● **What you will do**:
Each entry below must be repeated word for word.

%%

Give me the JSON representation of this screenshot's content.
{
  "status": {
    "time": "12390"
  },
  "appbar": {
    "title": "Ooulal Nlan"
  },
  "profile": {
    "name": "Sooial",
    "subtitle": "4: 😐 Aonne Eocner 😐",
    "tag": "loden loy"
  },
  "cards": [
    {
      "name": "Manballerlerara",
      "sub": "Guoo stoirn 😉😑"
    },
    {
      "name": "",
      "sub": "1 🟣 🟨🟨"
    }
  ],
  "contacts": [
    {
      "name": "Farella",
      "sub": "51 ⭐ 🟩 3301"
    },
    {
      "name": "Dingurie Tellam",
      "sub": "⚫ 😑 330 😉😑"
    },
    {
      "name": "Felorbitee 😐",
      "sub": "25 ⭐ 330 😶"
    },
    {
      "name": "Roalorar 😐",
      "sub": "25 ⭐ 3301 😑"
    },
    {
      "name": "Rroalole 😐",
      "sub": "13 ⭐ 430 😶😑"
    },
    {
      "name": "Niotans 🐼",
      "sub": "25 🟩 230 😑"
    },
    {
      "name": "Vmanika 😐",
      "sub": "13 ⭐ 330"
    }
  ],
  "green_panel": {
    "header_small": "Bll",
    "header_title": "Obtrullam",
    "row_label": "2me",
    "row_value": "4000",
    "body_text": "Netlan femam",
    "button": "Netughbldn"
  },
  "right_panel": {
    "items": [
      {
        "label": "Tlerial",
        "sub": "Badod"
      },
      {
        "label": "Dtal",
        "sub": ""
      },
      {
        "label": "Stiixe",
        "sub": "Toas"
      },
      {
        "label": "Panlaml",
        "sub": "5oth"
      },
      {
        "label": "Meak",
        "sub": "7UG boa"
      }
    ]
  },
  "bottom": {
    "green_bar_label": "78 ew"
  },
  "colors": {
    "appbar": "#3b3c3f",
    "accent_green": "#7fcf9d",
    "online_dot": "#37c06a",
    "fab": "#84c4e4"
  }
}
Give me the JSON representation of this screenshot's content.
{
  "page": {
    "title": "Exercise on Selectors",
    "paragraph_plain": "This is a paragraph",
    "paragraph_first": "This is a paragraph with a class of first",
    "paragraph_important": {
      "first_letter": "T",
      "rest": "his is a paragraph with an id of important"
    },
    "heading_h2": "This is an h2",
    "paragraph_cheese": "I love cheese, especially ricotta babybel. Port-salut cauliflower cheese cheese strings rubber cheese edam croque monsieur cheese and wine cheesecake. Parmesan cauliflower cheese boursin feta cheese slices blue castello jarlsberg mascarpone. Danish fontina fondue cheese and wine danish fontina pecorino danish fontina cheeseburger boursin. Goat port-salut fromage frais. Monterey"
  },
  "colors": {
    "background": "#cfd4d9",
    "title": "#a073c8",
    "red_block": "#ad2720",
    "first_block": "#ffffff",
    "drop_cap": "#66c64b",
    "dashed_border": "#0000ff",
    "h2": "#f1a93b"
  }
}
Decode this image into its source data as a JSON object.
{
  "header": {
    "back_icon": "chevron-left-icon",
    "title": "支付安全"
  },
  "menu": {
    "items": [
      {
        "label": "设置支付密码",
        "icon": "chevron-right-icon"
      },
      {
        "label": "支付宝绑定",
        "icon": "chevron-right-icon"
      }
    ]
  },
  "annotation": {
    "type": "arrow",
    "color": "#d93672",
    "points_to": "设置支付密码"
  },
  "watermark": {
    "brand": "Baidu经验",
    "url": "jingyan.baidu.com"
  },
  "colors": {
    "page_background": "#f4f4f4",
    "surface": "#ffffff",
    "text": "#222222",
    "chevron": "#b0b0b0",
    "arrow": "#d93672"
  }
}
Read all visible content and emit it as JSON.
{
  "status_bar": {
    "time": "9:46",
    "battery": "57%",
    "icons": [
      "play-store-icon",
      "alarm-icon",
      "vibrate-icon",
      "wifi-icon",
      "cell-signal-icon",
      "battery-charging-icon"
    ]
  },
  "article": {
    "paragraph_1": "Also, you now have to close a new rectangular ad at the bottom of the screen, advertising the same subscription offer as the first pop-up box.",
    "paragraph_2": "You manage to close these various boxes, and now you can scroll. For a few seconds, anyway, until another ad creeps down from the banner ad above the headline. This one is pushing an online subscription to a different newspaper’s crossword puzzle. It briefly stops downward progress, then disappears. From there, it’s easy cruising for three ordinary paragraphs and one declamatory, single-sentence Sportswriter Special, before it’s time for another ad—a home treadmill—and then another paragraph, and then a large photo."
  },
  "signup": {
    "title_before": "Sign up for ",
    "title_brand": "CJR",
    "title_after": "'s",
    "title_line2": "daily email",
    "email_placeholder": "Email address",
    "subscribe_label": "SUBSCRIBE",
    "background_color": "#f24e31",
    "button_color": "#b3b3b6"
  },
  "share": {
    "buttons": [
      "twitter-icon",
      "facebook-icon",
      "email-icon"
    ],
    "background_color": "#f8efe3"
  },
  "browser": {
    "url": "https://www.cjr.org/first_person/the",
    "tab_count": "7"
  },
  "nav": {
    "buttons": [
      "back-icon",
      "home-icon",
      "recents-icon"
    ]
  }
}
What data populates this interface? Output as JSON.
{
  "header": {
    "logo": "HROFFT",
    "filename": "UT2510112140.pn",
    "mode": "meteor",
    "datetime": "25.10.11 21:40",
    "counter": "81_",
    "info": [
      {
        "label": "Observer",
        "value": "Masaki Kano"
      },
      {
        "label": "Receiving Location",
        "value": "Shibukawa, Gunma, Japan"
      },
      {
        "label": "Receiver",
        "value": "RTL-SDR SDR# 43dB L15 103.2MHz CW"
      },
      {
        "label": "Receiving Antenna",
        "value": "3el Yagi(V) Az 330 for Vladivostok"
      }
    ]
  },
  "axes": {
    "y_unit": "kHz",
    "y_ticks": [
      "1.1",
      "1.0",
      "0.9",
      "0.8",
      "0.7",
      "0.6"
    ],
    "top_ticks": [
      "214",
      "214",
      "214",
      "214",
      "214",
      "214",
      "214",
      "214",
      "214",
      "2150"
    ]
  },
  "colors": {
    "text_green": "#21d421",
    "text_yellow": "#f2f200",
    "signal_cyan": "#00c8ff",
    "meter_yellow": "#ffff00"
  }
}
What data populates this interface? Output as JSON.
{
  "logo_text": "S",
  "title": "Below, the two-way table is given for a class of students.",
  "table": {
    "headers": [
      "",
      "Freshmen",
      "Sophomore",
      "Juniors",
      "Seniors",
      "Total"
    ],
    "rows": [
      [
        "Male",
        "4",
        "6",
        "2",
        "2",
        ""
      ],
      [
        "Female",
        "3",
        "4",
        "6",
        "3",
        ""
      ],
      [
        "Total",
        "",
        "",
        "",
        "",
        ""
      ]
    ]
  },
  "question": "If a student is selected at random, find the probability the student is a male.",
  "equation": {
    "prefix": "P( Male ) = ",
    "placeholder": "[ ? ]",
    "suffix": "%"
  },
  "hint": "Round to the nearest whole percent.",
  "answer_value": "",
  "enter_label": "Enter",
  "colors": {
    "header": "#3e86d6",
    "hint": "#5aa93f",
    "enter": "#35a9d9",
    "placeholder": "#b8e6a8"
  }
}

%%

● **Solution to this problem**:
Give me the JSON representation of this screenshot's content.
{
  "status": {
    "time": "12390"
  },
  "appbar": {
    "title": "Ooulal Nlan"
  },
  "profile": {
    "name": "Sooial",
    "subtitle": "4: 😐 Aonne Eocner 😐",
    "tag": "loden loy"
  },
  "cards": [
    {
      "name": "Manballerlerara",
      "sub": "Guoo stoirn 😉😑"
    },
    {
      "name": "",
      "sub": "1 🟣 🟨🟨"
    }
  ],
  "contacts": [
    {
      "name": "Farella",
      "sub": "51 ⭐ 🟩 3301"
    },
    {
      "name": "Dingurie Tellam",
      "sub": "⚫ 😑 330 😉😑"
    },
    {
      "name": "Felorbitee 😐",
      "sub": "25 ⭐ 330 😶"
    },
    {
      "name": "Roalorar 😐",
      "sub": "25 ⭐ 3301 😑"
    },
    {
      "name": "Rroalole 😐",
      "sub": "13 ⭐ 430 😶😑"
    },
    {
      "name": "Niotans 🐼",
      "sub": "25 🟩 230 😑"
    },
    {
      "name": "Vmanika 😐",
      "sub": "13 ⭐ 330"
    }
  ],
  "green_panel": {
    "header_small": "Bll",
    "header_title": "Obtrullam",
    "row_label": "2me",
    "row_value": "4000",
    "body_text": "Netlan femam",
    "button": "Netughbldn"
  },
  "right_panel": {
    "items": [
      {
        "label": "Tlerial",
        "sub": "Badod"
      },
      {
        "label": "Dtal",
        "sub": ""
      },
      {
        "label": "Stiixe",
        "sub": "Toas"
      },
      {
        "label": "Panlaml",
        "sub": "5oth"
      },
      {
        "label": "Meak",
        "sub": "7UG boa"
      }
    ]
  },
  "bottom": {
    "green_bar_label": "78 ew"
  },
  "colors": {
    "appbar": "#3b3c3f",
    "accent_green": "#7fcf9d",
    "online_dot": "#37c06a",
    "fab": "#84c4e4"
  }
}
Give me the JSON representation of this screenshot's content.
{
  "page": {
    "title": "Exercise on Selectors",
    "paragraph_plain": "This is a paragraph",
    "paragraph_first": "This is a paragraph with a class of first",
    "paragraph_important": {
      "first_letter": "T",
      "rest": "his is a paragraph with an id of important"
    },
    "heading_h2": "This is an h2",
    "paragraph_cheese": "I love cheese, especially ricotta babybel. Port-salut cauliflower cheese cheese strings rubber cheese edam croque monsieur cheese and wine cheesecake. Parmesan cauliflower cheese boursin feta cheese slices blue castello jarlsberg mascarpone. Danish fontina fondue cheese and wine danish fontina pecorino danish fontina cheeseburger boursin. Goat port-salut fromage frais. Monterey"
  },
  "colors": {
    "background": "#cfd4d9",
    "title": "#a073c8",
    "red_block": "#ad2720",
    "first_block": "#ffffff",
    "drop_cap": "#66c64b",
    "dashed_border": "#0000ff",
    "h2": "#f1a93b"
  }
}
Decode this image into its source data as a JSON object.
{
  "header": {
    "back_icon": "chevron-left-icon",
    "title": "支付安全"
  },
  "menu": {
    "items": [
      {
        "label": "设置支付密码",
        "icon": "chevron-right-icon"
      },
      {
        "label": "支付宝绑定",
        "icon": "chevron-right-icon"
      }
    ]
  },
  "annotation": {
    "type": "arrow",
    "color": "#d93672",
    "points_to": "设置支付密码"
  },
  "watermark": {
    "brand": "Baidu经验",
    "url": "jingyan.baidu.com"
  },
  "colors": {
    "page_background": "#f4f4f4",
    "surface": "#ffffff",
    "text": "#222222",
    "chevron": "#b0b0b0",
    "arrow": "#d93672"
  }
}
Read all visible content and emit it as JSON.
{
  "status_bar": {
    "time": "9:46",
    "battery": "57%",
    "icons": [
      "play-store-icon",
      "alarm-icon",
      "vibrate-icon",
      "wifi-icon",
      "cell-signal-icon",
      "battery-charging-icon"
    ]
  },
  "article": {
    "paragraph_1": "Also, you now have to close a new rectangular ad at the bottom of the screen, advertising the same subscription offer as the first pop-up box.",
    "paragraph_2": "You manage to close these various boxes, and now you can scroll. For a few seconds, anyway, until another ad creeps down from the banner ad above the headline. This one is pushing an online subscription to a different newspaper’s crossword puzzle. It briefly stops downward progress, then disappears. From there, it’s easy cruising for three ordinary paragraphs and one declamatory, single-sentence Sportswriter Special, before it’s time for another ad—a home treadmill—and then another paragraph, and then a large photo."
  },
  "signup": {
    "title_before": "Sign up for ",
    "title_brand": "CJR",
    "title_after": "'s",
    "title_line2": "daily email",
    "email_placeholder": "Email address",
    "subscribe_label": "SUBSCRIBE",
    "background_color": "#f24e31",
    "button_color": "#b3b3b6"
  },
  "share": {
    "buttons": [
      "twitter-icon",
      "facebook-icon",
      "email-icon"
    ],
    "background_color": "#f8efe3"
  },
  "browser": {
    "url": "https://www.cjr.org/first_person/the",
    "tab_count": "7"
  },
  "nav": {
    "buttons": [
      "back-icon",
      "home-icon",
      "recents-icon"
    ]
  }
}
What data populates this interface? Output as JSON.
{
  "header": {
    "logo": "HROFFT",
    "filename": "UT2510112140.pn",
    "mode": "meteor",
    "datetime": "25.10.11 21:40",
    "counter": "81_",
    "info": [
      {
        "label": "Observer",
        "value": "Masaki Kano"
      },
      {
        "label": "Receiving Location",
        "value": "Shibukawa, Gunma, Japan"
      },
      {
        "label": "Receiver",
        "value": "RTL-SDR SDR# 43dB L15 103.2MHz CW"
      },
      {
        "label": "Receiving Antenna",
        "value": "3el Yagi(V) Az 330 for Vladivostok"
      }
    ]
  },
  "axes": {
    "y_unit": "kHz",
    "y_ticks": [
      "1.1",
      "1.0",
      "0.9",
      "0.8",
      "0.7",
      "0.6"
    ],
    "top_ticks": [
      "214",
      "214",
      "214",
      "214",
      "214",
      "214",
      "214",
      "214",
      "214",
      "2150"
    ]
  },
  "colors": {
    "text_green": "#21d421",
    "text_yellow": "#f2f200",
    "signal_cyan": "#00c8ff",
    "meter_yellow": "#ffff00"
  }
}
What data populates this interface? Output as JSON.
{
  "logo_text": "S",
  "title": "Below, the two-way table is given for a class of students.",
  "table": {
    "headers": [
      "",
      "Freshmen",
      "Sophomore",
      "Juniors",
      "Seniors",
      "Total"
    ],
    "rows": [
      [
        "Male",
        "4",
        "6",
        "2",
        "2",
        ""
      ],
      [
        "Female",
        "3",
        "4",
        "6",
        "3",
        ""
      ],
      [
        "Total",
        "",
        "",
        "",
        "",
        ""
      ]
    ]
  },
  "question": "If a student is selected at random, find the probability the student is a male.",
  "equation": {
    "prefix": "P( Male ) = ",
    "placeholder": "[ ? ]",
    "suffix": "%"
  },
  "hint": "Round to the nearest whole percent.",
  "answer_value": "",
  "enter_label": "Enter",
  "colors": {
    "header": "#3e86d6",
    "hint": "#5aa93f",
    "enter": "#35a9d9",
    "placeholder": "#b8e6a8"
  }
}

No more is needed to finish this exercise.